"""

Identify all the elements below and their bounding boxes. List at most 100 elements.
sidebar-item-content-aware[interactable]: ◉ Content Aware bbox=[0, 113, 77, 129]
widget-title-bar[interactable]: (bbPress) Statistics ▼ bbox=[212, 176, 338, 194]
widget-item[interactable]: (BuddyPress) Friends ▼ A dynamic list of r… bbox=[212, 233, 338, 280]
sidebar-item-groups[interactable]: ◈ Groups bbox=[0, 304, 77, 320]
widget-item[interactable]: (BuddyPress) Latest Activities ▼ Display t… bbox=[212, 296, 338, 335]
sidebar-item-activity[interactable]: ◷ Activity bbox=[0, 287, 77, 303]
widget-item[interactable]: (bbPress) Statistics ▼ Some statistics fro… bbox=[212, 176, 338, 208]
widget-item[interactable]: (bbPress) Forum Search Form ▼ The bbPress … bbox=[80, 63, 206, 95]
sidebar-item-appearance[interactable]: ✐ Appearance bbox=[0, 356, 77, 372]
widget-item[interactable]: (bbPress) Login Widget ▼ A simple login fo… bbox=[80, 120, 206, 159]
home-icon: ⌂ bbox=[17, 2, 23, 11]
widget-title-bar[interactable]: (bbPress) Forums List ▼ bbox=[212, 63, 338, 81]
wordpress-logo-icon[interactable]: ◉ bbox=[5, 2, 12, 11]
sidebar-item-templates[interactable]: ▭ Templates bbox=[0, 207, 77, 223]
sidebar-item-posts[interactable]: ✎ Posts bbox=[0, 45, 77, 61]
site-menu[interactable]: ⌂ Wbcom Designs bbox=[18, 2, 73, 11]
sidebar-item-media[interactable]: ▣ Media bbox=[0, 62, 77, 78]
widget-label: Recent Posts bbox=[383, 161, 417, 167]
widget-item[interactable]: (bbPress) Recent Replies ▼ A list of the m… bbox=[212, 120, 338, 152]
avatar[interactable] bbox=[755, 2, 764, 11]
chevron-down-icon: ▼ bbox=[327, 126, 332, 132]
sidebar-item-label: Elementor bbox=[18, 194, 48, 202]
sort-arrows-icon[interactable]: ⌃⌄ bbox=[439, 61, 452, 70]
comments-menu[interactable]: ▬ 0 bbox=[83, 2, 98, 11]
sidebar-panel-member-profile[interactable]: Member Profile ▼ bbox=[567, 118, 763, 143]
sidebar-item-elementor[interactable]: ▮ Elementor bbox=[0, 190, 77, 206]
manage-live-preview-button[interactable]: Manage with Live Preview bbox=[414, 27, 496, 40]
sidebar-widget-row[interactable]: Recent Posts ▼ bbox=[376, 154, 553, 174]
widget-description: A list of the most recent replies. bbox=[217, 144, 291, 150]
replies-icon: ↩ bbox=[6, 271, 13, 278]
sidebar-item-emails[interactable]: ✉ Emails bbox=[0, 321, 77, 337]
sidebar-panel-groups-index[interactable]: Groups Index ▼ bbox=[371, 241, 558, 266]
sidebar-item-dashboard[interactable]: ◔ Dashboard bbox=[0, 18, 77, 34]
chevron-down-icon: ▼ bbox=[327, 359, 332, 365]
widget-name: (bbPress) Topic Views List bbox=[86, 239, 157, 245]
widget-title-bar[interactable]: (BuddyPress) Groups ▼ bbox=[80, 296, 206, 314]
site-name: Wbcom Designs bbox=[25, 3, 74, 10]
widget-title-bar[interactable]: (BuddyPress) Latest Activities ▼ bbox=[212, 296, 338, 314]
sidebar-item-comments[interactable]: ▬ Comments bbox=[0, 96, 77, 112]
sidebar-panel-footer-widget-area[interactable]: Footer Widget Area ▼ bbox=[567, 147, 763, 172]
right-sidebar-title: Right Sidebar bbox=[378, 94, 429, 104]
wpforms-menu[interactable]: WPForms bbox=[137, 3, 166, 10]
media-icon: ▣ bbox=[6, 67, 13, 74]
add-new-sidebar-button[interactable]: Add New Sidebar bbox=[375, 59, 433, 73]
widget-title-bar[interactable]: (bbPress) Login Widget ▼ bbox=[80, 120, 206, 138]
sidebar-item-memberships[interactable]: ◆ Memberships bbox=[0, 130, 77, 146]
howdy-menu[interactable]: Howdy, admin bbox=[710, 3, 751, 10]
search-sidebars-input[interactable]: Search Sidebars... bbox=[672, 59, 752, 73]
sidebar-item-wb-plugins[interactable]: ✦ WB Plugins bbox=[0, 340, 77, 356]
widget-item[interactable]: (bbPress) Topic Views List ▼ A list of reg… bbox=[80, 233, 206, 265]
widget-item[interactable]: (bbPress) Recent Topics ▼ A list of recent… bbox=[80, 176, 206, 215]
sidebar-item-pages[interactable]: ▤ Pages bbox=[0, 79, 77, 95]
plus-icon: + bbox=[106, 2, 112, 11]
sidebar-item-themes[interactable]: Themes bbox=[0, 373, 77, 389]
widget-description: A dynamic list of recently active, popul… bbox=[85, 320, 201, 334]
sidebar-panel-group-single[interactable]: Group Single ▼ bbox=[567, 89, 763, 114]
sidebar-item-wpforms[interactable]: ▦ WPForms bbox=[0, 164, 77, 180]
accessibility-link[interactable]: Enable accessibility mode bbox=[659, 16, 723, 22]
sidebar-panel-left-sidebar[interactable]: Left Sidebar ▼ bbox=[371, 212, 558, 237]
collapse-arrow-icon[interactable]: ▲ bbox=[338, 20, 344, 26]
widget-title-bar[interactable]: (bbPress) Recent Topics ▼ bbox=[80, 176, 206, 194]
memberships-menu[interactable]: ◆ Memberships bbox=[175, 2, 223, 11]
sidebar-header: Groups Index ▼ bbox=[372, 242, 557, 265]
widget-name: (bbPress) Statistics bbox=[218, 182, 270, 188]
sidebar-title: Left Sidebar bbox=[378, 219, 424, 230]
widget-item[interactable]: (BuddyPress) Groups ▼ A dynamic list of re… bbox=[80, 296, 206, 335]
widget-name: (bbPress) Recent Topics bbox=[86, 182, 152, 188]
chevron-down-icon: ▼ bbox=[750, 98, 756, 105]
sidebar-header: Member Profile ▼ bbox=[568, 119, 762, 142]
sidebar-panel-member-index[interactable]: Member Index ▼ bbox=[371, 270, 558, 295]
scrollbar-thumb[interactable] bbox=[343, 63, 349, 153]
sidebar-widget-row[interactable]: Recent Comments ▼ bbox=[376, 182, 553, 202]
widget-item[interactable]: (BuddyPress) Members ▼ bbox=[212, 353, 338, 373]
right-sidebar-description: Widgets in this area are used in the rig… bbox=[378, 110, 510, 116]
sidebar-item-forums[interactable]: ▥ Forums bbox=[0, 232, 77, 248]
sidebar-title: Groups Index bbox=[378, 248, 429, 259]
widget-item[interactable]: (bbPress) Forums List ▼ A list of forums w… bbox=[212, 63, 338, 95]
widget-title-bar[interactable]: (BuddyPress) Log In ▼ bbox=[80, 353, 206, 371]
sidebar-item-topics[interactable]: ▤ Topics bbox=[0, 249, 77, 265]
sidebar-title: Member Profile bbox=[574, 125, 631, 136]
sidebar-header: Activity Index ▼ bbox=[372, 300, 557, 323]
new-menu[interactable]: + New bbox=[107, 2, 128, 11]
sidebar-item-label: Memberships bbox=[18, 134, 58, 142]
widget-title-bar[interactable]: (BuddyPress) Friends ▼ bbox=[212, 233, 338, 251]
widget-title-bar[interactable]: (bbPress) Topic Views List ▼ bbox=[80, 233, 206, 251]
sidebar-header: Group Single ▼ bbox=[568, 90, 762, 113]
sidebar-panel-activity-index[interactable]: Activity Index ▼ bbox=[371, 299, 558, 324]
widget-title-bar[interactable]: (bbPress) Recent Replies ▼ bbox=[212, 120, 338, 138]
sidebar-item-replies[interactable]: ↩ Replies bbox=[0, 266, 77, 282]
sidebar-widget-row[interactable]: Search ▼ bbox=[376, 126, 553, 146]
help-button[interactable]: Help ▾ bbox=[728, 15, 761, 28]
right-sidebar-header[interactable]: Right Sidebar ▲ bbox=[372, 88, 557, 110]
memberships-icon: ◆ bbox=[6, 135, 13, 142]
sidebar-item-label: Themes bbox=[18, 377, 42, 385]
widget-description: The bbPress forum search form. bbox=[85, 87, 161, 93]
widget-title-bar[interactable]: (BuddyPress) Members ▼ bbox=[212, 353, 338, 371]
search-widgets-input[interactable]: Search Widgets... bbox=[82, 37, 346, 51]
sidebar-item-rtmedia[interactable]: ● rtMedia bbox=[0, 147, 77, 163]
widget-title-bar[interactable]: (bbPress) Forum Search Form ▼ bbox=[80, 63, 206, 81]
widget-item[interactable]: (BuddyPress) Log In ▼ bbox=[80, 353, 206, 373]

"""

> WHAT NEEDS TO BE DONE
Retype the data from its first line through the line containing "sidebar-item-groups[interactable]: ◈ Groups", keeping every character the same.

> SOLVED EXERCISE
Identify all the elements below and their bounding boxes. List at most 100 elements.
sidebar-item-content-aware[interactable]: ◉ Content Aware bbox=[0, 113, 77, 129]
widget-title-bar[interactable]: (bbPress) Statistics ▼ bbox=[212, 176, 338, 194]
widget-item[interactable]: (BuddyPress) Friends ▼ A dynamic list of r… bbox=[212, 233, 338, 280]
sidebar-item-groups[interactable]: ◈ Groups bbox=[0, 304, 77, 320]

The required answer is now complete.